Begin Rows

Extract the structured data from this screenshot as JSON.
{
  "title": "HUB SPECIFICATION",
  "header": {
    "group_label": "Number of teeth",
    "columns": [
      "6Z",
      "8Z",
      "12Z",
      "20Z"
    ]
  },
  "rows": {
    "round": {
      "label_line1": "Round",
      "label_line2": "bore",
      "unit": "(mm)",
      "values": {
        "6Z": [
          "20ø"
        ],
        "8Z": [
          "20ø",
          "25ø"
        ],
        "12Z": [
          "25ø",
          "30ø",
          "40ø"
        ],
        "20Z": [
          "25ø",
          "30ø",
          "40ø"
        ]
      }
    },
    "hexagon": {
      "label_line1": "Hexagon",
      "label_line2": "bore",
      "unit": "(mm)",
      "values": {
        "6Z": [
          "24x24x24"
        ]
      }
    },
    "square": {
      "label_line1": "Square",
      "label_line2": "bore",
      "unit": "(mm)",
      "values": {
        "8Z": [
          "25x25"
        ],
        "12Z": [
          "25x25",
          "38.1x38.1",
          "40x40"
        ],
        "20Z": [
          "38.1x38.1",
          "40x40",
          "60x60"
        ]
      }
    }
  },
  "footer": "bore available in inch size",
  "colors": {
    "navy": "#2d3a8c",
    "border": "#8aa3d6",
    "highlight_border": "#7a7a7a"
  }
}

End Rows
Begin Rows

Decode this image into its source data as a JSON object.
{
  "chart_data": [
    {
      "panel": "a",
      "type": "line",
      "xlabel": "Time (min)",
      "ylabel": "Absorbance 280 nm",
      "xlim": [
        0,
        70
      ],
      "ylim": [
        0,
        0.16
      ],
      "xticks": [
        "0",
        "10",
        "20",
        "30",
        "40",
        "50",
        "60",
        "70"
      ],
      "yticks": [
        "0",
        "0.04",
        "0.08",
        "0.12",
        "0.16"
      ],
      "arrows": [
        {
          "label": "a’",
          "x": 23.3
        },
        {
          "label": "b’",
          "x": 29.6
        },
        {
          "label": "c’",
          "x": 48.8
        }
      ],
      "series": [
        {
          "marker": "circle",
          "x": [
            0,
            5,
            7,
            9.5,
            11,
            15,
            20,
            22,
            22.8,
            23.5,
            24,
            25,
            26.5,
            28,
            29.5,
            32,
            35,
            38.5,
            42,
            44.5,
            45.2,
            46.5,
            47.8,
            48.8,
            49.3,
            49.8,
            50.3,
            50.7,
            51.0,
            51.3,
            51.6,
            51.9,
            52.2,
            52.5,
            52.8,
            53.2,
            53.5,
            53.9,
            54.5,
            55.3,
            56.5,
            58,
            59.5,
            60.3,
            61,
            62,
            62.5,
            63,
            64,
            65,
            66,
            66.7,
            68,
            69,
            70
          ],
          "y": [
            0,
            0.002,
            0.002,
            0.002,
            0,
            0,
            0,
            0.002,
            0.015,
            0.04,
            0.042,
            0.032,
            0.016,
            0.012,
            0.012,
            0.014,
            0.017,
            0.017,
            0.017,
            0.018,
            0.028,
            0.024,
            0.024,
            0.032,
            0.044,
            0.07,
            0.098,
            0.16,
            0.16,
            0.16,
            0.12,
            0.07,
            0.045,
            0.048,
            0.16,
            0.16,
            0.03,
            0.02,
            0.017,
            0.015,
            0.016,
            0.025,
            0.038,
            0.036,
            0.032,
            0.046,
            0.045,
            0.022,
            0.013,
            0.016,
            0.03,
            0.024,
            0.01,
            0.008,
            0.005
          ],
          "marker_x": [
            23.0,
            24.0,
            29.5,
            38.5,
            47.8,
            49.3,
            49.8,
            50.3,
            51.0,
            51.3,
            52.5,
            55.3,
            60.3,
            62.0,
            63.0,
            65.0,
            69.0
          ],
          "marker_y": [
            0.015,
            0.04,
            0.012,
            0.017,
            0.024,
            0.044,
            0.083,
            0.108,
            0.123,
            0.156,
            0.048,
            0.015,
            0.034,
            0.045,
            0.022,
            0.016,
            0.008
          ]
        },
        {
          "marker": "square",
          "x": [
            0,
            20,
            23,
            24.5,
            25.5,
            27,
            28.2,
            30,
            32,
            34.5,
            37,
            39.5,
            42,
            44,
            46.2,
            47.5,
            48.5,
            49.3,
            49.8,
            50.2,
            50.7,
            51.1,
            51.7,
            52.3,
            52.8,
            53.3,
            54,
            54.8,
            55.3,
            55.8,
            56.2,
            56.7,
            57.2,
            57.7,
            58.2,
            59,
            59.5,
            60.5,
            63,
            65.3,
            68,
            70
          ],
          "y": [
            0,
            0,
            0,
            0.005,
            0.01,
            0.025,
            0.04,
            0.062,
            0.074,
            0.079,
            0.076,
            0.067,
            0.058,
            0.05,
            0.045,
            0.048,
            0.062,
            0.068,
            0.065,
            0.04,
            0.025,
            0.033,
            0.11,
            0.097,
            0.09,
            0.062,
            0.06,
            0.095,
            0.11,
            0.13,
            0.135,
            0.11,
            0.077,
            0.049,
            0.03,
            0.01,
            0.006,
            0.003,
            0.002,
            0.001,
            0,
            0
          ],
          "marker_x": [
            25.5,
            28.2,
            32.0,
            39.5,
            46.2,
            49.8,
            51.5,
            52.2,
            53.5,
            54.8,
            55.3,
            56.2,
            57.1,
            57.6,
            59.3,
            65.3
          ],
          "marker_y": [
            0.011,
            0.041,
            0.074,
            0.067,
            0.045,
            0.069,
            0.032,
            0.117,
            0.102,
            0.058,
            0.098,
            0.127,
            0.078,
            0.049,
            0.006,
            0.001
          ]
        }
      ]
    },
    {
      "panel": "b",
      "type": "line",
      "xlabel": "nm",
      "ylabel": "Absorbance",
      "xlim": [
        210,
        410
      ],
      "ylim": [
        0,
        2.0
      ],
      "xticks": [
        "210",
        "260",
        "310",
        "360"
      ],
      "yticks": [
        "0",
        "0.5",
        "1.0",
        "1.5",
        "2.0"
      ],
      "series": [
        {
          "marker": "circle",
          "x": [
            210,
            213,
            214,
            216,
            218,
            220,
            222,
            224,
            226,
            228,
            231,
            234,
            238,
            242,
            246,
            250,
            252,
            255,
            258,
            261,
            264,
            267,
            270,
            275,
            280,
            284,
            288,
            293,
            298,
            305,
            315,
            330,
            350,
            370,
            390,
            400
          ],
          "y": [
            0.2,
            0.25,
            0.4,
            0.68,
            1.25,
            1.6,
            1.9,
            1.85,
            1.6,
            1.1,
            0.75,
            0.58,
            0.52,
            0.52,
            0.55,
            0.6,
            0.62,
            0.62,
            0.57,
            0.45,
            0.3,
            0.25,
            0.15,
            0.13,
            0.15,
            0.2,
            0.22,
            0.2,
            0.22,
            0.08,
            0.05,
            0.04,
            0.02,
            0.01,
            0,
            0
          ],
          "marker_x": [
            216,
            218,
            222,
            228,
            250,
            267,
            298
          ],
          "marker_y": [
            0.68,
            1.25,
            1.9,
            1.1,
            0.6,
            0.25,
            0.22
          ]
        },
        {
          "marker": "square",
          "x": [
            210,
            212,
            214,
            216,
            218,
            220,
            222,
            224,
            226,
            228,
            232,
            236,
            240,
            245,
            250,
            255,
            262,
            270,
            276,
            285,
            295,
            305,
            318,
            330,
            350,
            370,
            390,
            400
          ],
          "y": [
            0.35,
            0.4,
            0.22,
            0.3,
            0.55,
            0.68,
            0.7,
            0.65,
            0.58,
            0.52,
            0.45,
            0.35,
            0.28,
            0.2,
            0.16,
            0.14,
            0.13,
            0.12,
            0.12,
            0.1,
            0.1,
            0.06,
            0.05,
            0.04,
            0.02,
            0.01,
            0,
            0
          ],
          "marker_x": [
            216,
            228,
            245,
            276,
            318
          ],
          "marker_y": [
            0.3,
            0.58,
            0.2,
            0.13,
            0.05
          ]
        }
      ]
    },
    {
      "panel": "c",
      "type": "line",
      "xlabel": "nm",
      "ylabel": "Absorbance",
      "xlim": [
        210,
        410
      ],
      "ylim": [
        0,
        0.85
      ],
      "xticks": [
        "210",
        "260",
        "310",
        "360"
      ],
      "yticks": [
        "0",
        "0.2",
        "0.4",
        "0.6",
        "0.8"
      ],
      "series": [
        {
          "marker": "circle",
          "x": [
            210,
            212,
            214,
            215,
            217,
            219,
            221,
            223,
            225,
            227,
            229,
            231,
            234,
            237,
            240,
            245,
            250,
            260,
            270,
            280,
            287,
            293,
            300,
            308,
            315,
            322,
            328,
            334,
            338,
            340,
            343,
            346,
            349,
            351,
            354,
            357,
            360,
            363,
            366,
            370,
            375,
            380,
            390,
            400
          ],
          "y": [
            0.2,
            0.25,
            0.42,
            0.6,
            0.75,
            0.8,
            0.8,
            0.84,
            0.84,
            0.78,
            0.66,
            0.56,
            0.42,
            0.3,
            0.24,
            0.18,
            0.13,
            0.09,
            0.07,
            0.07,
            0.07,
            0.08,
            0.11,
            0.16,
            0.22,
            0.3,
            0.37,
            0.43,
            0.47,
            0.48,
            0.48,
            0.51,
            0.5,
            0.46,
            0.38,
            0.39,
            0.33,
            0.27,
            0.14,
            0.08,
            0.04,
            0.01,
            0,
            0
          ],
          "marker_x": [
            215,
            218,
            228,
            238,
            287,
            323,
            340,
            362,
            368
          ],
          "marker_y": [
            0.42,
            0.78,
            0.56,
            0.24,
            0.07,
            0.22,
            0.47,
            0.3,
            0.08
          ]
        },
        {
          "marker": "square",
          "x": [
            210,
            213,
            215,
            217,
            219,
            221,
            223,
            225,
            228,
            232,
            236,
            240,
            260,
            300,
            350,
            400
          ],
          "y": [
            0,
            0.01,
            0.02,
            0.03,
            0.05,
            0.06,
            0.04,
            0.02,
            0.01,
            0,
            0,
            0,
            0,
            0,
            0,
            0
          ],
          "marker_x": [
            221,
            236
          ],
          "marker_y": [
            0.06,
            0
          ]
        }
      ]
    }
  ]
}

End Rows

* _Exercise instructions_
For the data above, state only how many lines include the word "JSON".

* _Complete response_
2